Pictures aside, repeat every entry exactly.

_Dataset entries_

━━━━━━━━

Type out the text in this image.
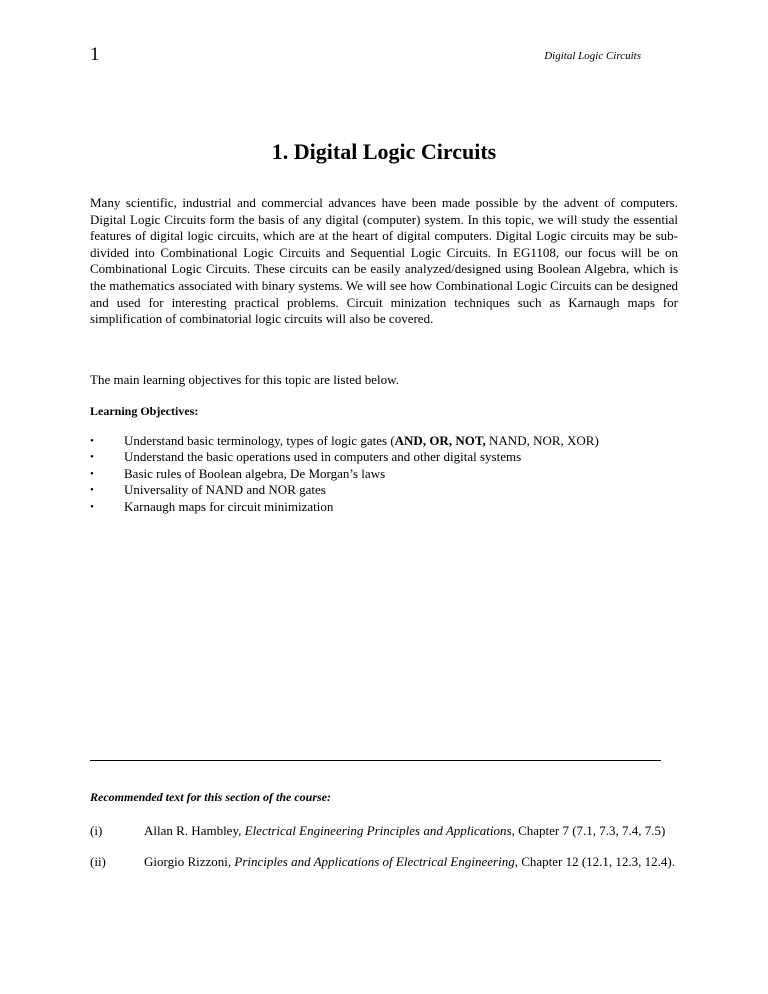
1	Digital Logic Circuits
1. Digital Logic Circuits

Many scientific, industrial and commercial advances have been made possible by the advent of computers. Digital Logic Circuits form the basis of any digital (computer) system. In this topic, we will study the essential features of digital logic circuits, which are at the heart of digital computers. Digital Logic circuits may be sub-divided into Combinational Logic Circuits and Sequential Logic Circuits. In EG1108, our focus will be on Combinational Logic Circuits. These circuits can be easily analyzed/designed using Boolean Algebra, which is the mathematics associated with binary systems. We will see how Combinational Logic Circuits can be designed and used for interesting practical problems. Circuit minization techniques such as Karnaugh maps for simplification of combinatorial logic circuits will also be covered.

The main learning objectives for this topic are listed below.

Learning Objectives:

• Understand basic terminology, types of logic gates (AND, OR, NOT, NAND, NOR, XOR)
• Understand the basic operations used in computers and other digital systems
• Basic rules of Boolean algebra, De Morgan’s laws
• Universality of NAND and NOR gates
• Karnaugh maps for circuit minimization

Recommended text for this section of the course:

(i)	Allan R. Hambley, Electrical Engineering Principles and Applications, Chapter 7 (7.1, 7.3, 7.4, 7.5)

(ii)	Giorgio Rizzoni, Principles and Applications of Electrical Engineering, Chapter 12 (12.1, 12.3, 12.4).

━━━━━━━━

_Full response_
Type out the text in this image.
1	Digital Logic Circuits
1. Digital Logic Circuits

Many scientific, industrial and commercial advances have been made possible by the advent of computers. Digital Logic Circuits form the basis of any digital (computer) system. In this topic, we will study the essential features of digital logic circuits, which are at the heart of digital computers. Digital Logic circuits may be sub-divided into Combinational Logic Circuits and Sequential Logic Circuits. In EG1108, our focus will be on Combinational Logic Circuits. These circuits can be easily analyzed/designed using Boolean Algebra, which is the mathematics associated with binary systems. We will see how Combinational Logic Circuits can be designed and used for interesting practical problems. Circuit minization techniques such as Karnaugh maps for simplification of combinatorial logic circuits will also be covered.

The main learning objectives for this topic are listed below.

Learning Objectives:

• Understand basic terminology, types of logic gates (AND, OR, NOT, NAND, NOR, XOR)
• Understand the basic operations used in computers and other digital systems
• Basic rules of Boolean algebra, De Morgan’s laws
• Universality of NAND and NOR gates
• Karnaugh maps for circuit minimization

Recommended text for this section of the course:

(i)	Allan R. Hambley, Electrical Engineering Principles and Applications, Chapter 7 (7.1, 7.3, 7.4, 7.5)

(ii)	Giorgio Rizzoni, Principles and Applications of Electrical Engineering, Chapter 12 (12.1, 12.3, 12.4).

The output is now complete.